— BEGIN —
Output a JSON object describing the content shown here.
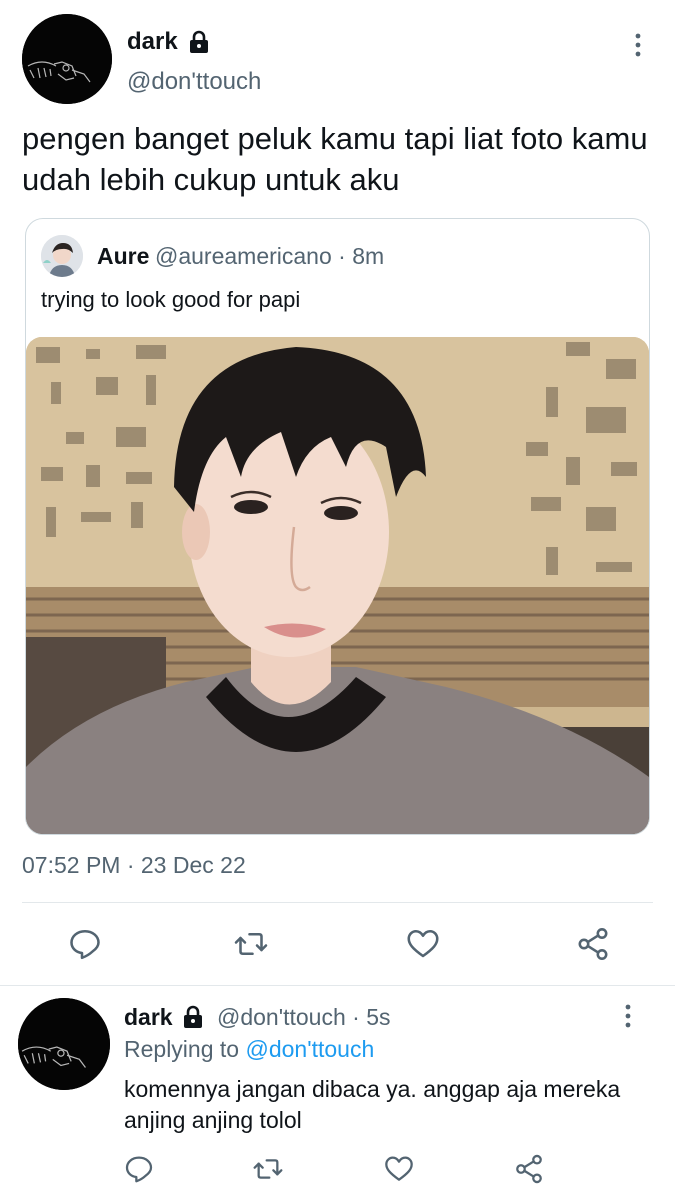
{
  "tweet": {
    "author_name": "dark",
    "author_handle": "@don'ttouch",
    "text": "pengen banget peluk kamu tapi liat foto kamu udah lebih cukup untuk aku",
    "timestamp": "07:52 PM · 23 Dec 22",
    "icons": [
      "lock-icon",
      "more-vertical-icon",
      "reply-icon",
      "retweet-icon",
      "like-icon",
      "share-icon"
    ]
  },
  "quote": {
    "author_name": "Aure",
    "handle_time": "@aureamericano · 8m",
    "text": "trying to look good for papi"
  },
  "reply": {
    "author_name": "dark",
    "handle_time": "@don'ttouch · 5s",
    "replying_prefix": "Replying to ",
    "replying_mention": "@don'ttouch",
    "text": "komennya jangan dibaca ya. anggap aja mereka anjing anjing tolol"
  },
  "colors": {
    "primary_text": "#0f1419",
    "secondary_text": "#536471",
    "link": "#1d9bf0",
    "border": "#cfd9de"
  }
}
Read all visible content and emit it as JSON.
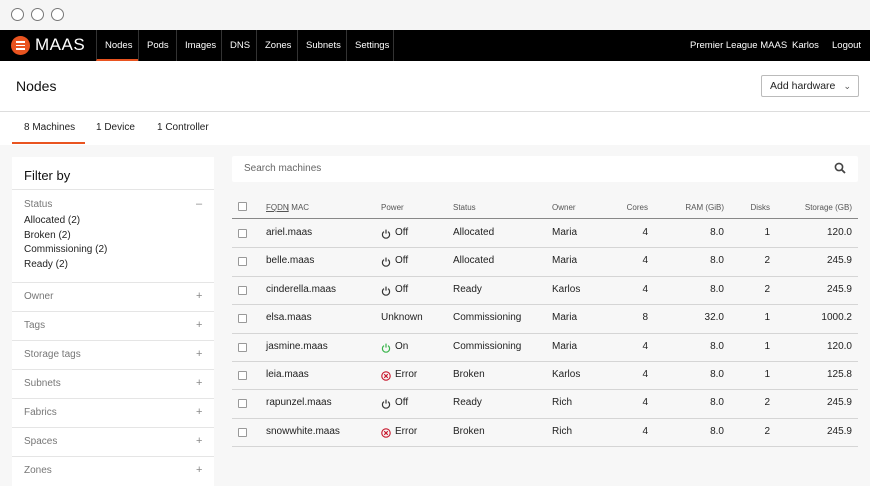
{
  "nav": {
    "brand": "MAAS",
    "items": [
      "Nodes",
      "Pods",
      "Images",
      "DNS",
      "Zones",
      "Subnets",
      "Settings"
    ],
    "org": "Premier League MAAS",
    "user": "Karlos",
    "logout": "Logout"
  },
  "header": {
    "title": "Nodes",
    "add_hardware": "Add hardware",
    "chevron": "⌄",
    "tabs": [
      "8 Machines",
      "1 Device",
      "1 Controller"
    ]
  },
  "filter": {
    "title": "Filter by",
    "status_label": "Status",
    "status_options": [
      "Allocated (2)",
      "Broken (2)",
      "Commissioning (2)",
      "Ready (2)"
    ],
    "collapse_symbol": "–",
    "expand_symbol": "+",
    "groups": [
      "Owner",
      "Tags",
      "Storage tags",
      "Subnets",
      "Fabrics",
      "Spaces",
      "Zones"
    ]
  },
  "search": {
    "placeholder": "Search machines"
  },
  "table": {
    "headers": {
      "fqdn": "FQDN",
      "mac": "| MAC",
      "power": "Power",
      "status": "Status",
      "owner": "Owner",
      "cores": "Cores",
      "ram": "RAM (GiB)",
      "disks": "Disks",
      "storage": "Storage (GB)"
    },
    "rows": [
      {
        "fqdn": "ariel.maas",
        "power": "Off",
        "power_icon": "power-icon",
        "status": "Allocated",
        "owner": "Maria",
        "cores": "4",
        "ram": "8.0",
        "disks": "1",
        "storage": "120.0"
      },
      {
        "fqdn": "belle.maas",
        "power": "Off",
        "power_icon": "power-icon",
        "status": "Allocated",
        "owner": "Maria",
        "cores": "4",
        "ram": "8.0",
        "disks": "2",
        "storage": "245.9"
      },
      {
        "fqdn": "cinderella.maas",
        "power": "Off",
        "power_icon": "power-icon",
        "status": "Ready",
        "owner": "Karlos",
        "cores": "4",
        "ram": "8.0",
        "disks": "2",
        "storage": "245.9"
      },
      {
        "fqdn": "elsa.maas",
        "power": "Unknown",
        "power_icon": "",
        "status": "Commissioning",
        "owner": "Maria",
        "cores": "8",
        "ram": "32.0",
        "disks": "1",
        "storage": "1000.2"
      },
      {
        "fqdn": "jasmine.maas",
        "power": "On",
        "power_icon": "power-on-icon",
        "status": "Commissioning",
        "owner": "Maria",
        "cores": "4",
        "ram": "8.0",
        "disks": "1",
        "storage": "120.0"
      },
      {
        "fqdn": "leia.maas",
        "power": "Error",
        "power_icon": "error-icon",
        "status": "Broken",
        "owner": "Karlos",
        "cores": "4",
        "ram": "8.0",
        "disks": "1",
        "storage": "125.8"
      },
      {
        "fqdn": "rapunzel.maas",
        "power": "Off",
        "power_icon": "power-icon",
        "status": "Ready",
        "owner": "Rich",
        "cores": "4",
        "ram": "8.0",
        "disks": "2",
        "storage": "245.9"
      },
      {
        "fqdn": "snowwhite.maas",
        "power": "Error",
        "power_icon": "error-icon",
        "status": "Broken",
        "owner": "Rich",
        "cores": "4",
        "ram": "8.0",
        "disks": "2",
        "storage": "245.9"
      }
    ]
  },
  "colors": {
    "accent": "#e95420",
    "power_on": "#38b44a",
    "error": "#c7162b",
    "nav_bg": "#000000"
  }
}
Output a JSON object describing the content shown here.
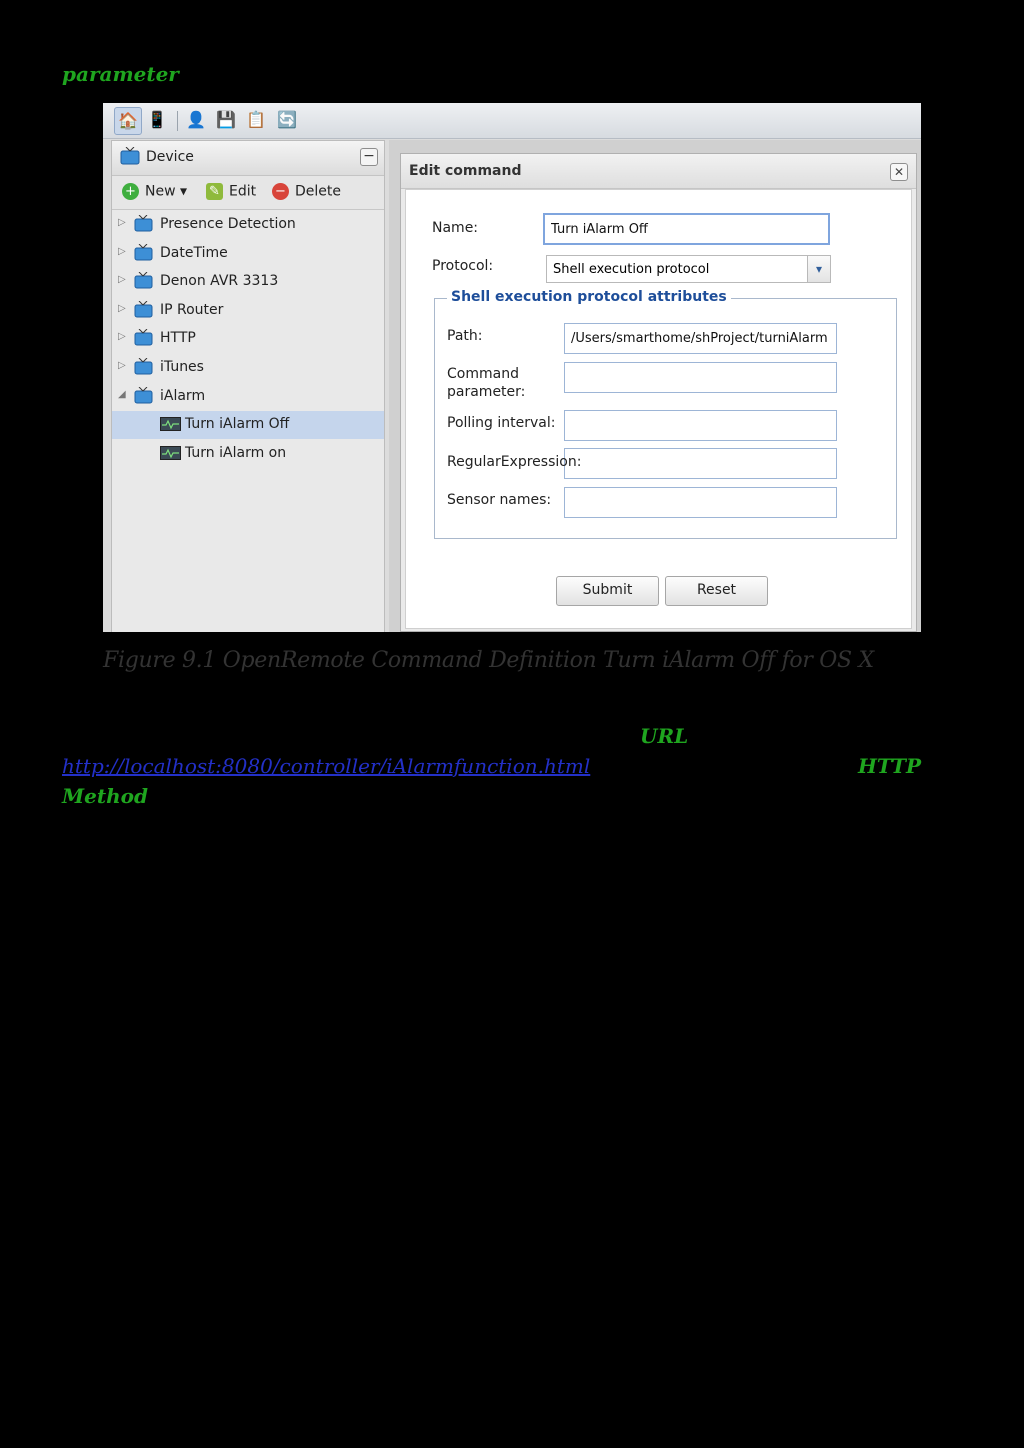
{
  "doc": {
    "top_word": "parameter",
    "caption": "Figure 9.1 OpenRemote Command Definition Turn iAlarm Off for OS X",
    "url_word": "URL",
    "link_text": "http://localhost:8080/controller/iAlarmfunction.html",
    "http_word": "HTTP",
    "method_word": "Method"
  },
  "left_panel": {
    "title": "Device",
    "actions": {
      "new": "New ▾",
      "edit": "Edit",
      "delete": "Delete"
    },
    "tree": [
      {
        "label": "Presence Detection",
        "expanded": false
      },
      {
        "label": "DateTime",
        "expanded": false
      },
      {
        "label": "Denon AVR 3313",
        "expanded": false
      },
      {
        "label": "IP Router",
        "expanded": false
      },
      {
        "label": "HTTP",
        "expanded": false
      },
      {
        "label": "iTunes",
        "expanded": false
      },
      {
        "label": "iAlarm",
        "expanded": true
      }
    ],
    "children": [
      {
        "label": "Turn iAlarm Off",
        "selected": true
      },
      {
        "label": "Turn iAlarm on",
        "selected": false
      }
    ]
  },
  "dialog": {
    "title": "Edit command",
    "name_label": "Name:",
    "name_value": "Turn iAlarm Off",
    "protocol_label": "Protocol:",
    "protocol_value": "Shell execution protocol",
    "fieldset_legend": "Shell execution protocol attributes",
    "path_label": "Path:",
    "path_value": "/Users/smarthome/shProject/turniAlarm",
    "command_param_label_1": "Command",
    "command_param_label_2": "parameter:",
    "polling_label": "Polling interval:",
    "regex_label": "RegularExpression:",
    "sensor_label": "Sensor names:",
    "submit": "Submit",
    "reset": "Reset"
  },
  "colors": {
    "green_text": "#1fa51f",
    "link": "#2330c8",
    "legend": "#1e4e9a",
    "selected_row": "#c5d5ec"
  }
}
— END —
__Requirements__. Please write out all of the material above without changing a word, and omit any pictures.

__Solution__.
Output a JSON object describing the content shown here.
{
  "tweet": {
    "author_name": "dark",
    "author_handle": "@don'ttouch",
    "text": "pengen banget peluk kamu tapi liat foto kamu udah lebih cukup untuk aku",
    "timestamp": "07:52 PM · 23 Dec 22",
    "icons": [
      "lock-icon",
      "more-vertical-icon",
      "reply-icon",
      "retweet-icon",
      "like-icon",
      "share-icon"
    ]
  },
  "quote": {
    "author_name": "Aure",
    "handle_time": "@aureamericano · 8m",
    "text": "trying to look good for papi"
  },
  "reply": {
    "author_name": "dark",
    "handle_time": "@don'ttouch · 5s",
    "replying_prefix": "Replying to ",
    "replying_mention": "@don'ttouch",
    "text": "komennya jangan dibaca ya. anggap aja mereka anjing anjing tolol"
  },
  "colors": {
    "primary_text": "#0f1419",
    "secondary_text": "#536471",
    "link": "#1d9bf0",
    "border": "#cfd9de"
  }
}
Read all visible content and emit it as JSON.
{
  "nav": {
    "brand": "MAAS",
    "items": [
      "Nodes",
      "Pods",
      "Images",
      "DNS",
      "Zones",
      "Subnets",
      "Settings"
    ],
    "org": "Premier League MAAS",
    "user": "Karlos",
    "logout": "Logout"
  },
  "header": {
    "title": "Nodes",
    "add_hardware": "Add hardware",
    "chevron": "⌄",
    "tabs": [
      "8 Machines",
      "1 Device",
      "1 Controller"
    ]
  },
  "filter": {
    "title": "Filter by",
    "status_label": "Status",
    "status_options": [
      "Allocated (2)",
      "Broken (2)",
      "Commissioning (2)",
      "Ready (2)"
    ],
    "collapse_symbol": "–",
    "expand_symbol": "+",
    "groups": [
      "Owner",
      "Tags",
      "Storage tags",
      "Subnets",
      "Fabrics",
      "Spaces",
      "Zones"
    ]
  },
  "search": {
    "placeholder": "Search machines"
  },
  "table": {
    "headers": {
      "fqdn": "FQDN",
      "mac": "| MAC",
      "power": "Power",
      "status": "Status",
      "owner": "Owner",
      "cores": "Cores",
      "ram": "RAM (GiB)",
      "disks": "Disks",
      "storage": "Storage (GB)"
    },
    "rows": [
      {
        "fqdn": "ariel.maas",
        "power": "Off",
        "power_icon": "power-icon",
        "status": "Allocated",
        "owner": "Maria",
        "cores": "4",
        "ram": "8.0",
        "disks": "1",
        "storage": "120.0"
      },
      {
        "fqdn": "belle.maas",
        "power": "Off",
        "power_icon": "power-icon",
        "status": "Allocated",
        "owner": "Maria",
        "cores": "4",
        "ram": "8.0",
        "disks": "2",
        "storage": "245.9"
      },
      {
        "fqdn": "cinderella.maas",
        "power": "Off",
        "power_icon": "power-icon",
        "status": "Ready",
        "owner": "Karlos",
        "cores": "4",
        "ram": "8.0",
        "disks": "2",
        "storage": "245.9"
      },
      {
        "fqdn": "elsa.maas",
        "power": "Unknown",
        "power_icon": "",
        "status": "Commissioning",
        "owner": "Maria",
        "cores": "8",
        "ram": "32.0",
        "disks": "1",
        "storage": "1000.2"
      },
      {
        "fqdn": "jasmine.maas",
        "power": "On",
        "power_icon": "power-on-icon",
        "status": "Commissioning",
        "owner": "Maria",
        "cores": "4",
        "ram": "8.0",
        "disks": "1",
        "storage": "120.0"
      },
      {
        "fqdn": "leia.maas",
        "power": "Error",
        "power_icon": "error-icon",
        "status": "Broken",
        "owner": "Karlos",
        "cores": "4",
        "ram": "8.0",
        "disks": "1",
        "storage": "125.8"
      },
      {
        "fqdn": "rapunzel.maas",
        "power": "Off",
        "power_icon": "power-icon",
        "status": "Ready",
        "owner": "Rich",
        "cores": "4",
        "ram": "8.0",
        "disks": "2",
        "storage": "245.9"
      },
      {
        "fqdn": "snowwhite.maas",
        "power": "Error",
        "power_icon": "error-icon",
        "status": "Broken",
        "owner": "Rich",
        "cores": "4",
        "ram": "8.0",
        "disks": "2",
        "storage": "245.9"
      }
    ]
  },
  "colors": {
    "accent": "#e95420",
    "power_on": "#38b44a",
    "error": "#c7162b",
    "nav_bg": "#000000"
  }
}
Output a JSON object describing the content shown here.
{
  "doc": {
    "top_word": "parameter",
    "caption": "Figure 9.1 OpenRemote Command Definition Turn iAlarm Off for OS X",
    "url_word": "URL",
    "link_text": "http://localhost:8080/controller/iAlarmfunction.html",
    "http_word": "HTTP",
    "method_word": "Method"
  },
  "left_panel": {
    "title": "Device",
    "actions": {
      "new": "New ▾",
      "edit": "Edit",
      "delete": "Delete"
    },
    "tree": [
      {
        "label": "Presence Detection",
        "expanded": false
      },
      {
        "label": "DateTime",
        "expanded": false
      },
      {
        "label": "Denon AVR 3313",
        "expanded": false
      },
      {
        "label": "IP Router",
        "expanded": false
      },
      {
        "label": "HTTP",
        "expanded": false
      },
      {
        "label": "iTunes",
        "expanded": false
      },
      {
        "label": "iAlarm",
        "expanded": true
      }
    ],
    "children": [
      {
        "label": "Turn iAlarm Off",
        "selected": true
      },
      {
        "label": "Turn iAlarm on",
        "selected": false
      }
    ]
  },
  "dialog": {
    "title": "Edit command",
    "name_label": "Name:",
    "name_value": "Turn iAlarm Off",
    "protocol_label": "Protocol:",
    "protocol_value": "Shell execution protocol",
    "fieldset_legend": "Shell execution protocol attributes",
    "path_label": "Path:",
    "path_value": "/Users/smarthome/shProject/turniAlarm",
    "command_param_label_1": "Command",
    "command_param_label_2": "parameter:",
    "polling_label": "Polling interval:",
    "regex_label": "RegularExpression:",
    "sensor_label": "Sensor names:",
    "submit": "Submit",
    "reset": "Reset"
  },
  "colors": {
    "green_text": "#1fa51f",
    "link": "#2330c8",
    "legend": "#1e4e9a",
    "selected_row": "#c5d5ec"
  }
}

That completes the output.